All records below must be retyped exactly.

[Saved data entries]
***

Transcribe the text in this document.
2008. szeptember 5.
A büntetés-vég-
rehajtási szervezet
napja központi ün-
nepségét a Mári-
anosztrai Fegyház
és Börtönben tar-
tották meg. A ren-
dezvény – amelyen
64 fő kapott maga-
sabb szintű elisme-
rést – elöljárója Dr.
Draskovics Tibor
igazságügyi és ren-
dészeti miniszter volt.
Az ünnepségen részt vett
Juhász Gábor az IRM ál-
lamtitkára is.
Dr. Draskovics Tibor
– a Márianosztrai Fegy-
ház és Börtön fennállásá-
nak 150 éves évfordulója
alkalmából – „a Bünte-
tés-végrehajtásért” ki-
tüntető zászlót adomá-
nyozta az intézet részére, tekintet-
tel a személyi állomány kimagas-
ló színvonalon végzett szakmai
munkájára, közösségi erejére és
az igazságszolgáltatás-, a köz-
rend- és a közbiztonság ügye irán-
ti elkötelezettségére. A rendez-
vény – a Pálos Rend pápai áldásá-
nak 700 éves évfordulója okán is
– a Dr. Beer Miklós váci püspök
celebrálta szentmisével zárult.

***

_Complete answer_
Transcribe the text in this document.
2008. szeptember 5.
A büntetés-vég-
rehajtási szervezet
napja központi ün-
nepségét a Mári-
anosztrai Fegyház
és Börtönben tar-
tották meg. A ren-
dezvény – amelyen
64 fő kapott maga-
sabb szintű elisme-
rést – elöljárója Dr.
Draskovics Tibor
igazságügyi és ren-
dészeti miniszter volt.
Az ünnepségen részt vett
Juhász Gábor az IRM ál-
lamtitkára is.
Dr. Draskovics Tibor
– a Márianosztrai Fegy-
ház és Börtön fennállásá-
nak 150 éves évfordulója
alkalmából – „a Bünte-
tés-végrehajtásért” ki-
tüntető zászlót adomá-
nyozta az intézet részére, tekintet-
tel a személyi állomány kimagas-
ló színvonalon végzett szakmai
munkájára, közösségi erejére és
az igazságszolgáltatás-, a köz-
rend- és a közbiztonság ügye irán-
ti elkötelezettségére. A rendez-
vény – a Pálos Rend pápai áldásá-
nak 700 éves évfordulója okán is
– a Dr. Beer Miklós váci püspök
celebrálta szentmisével zárult.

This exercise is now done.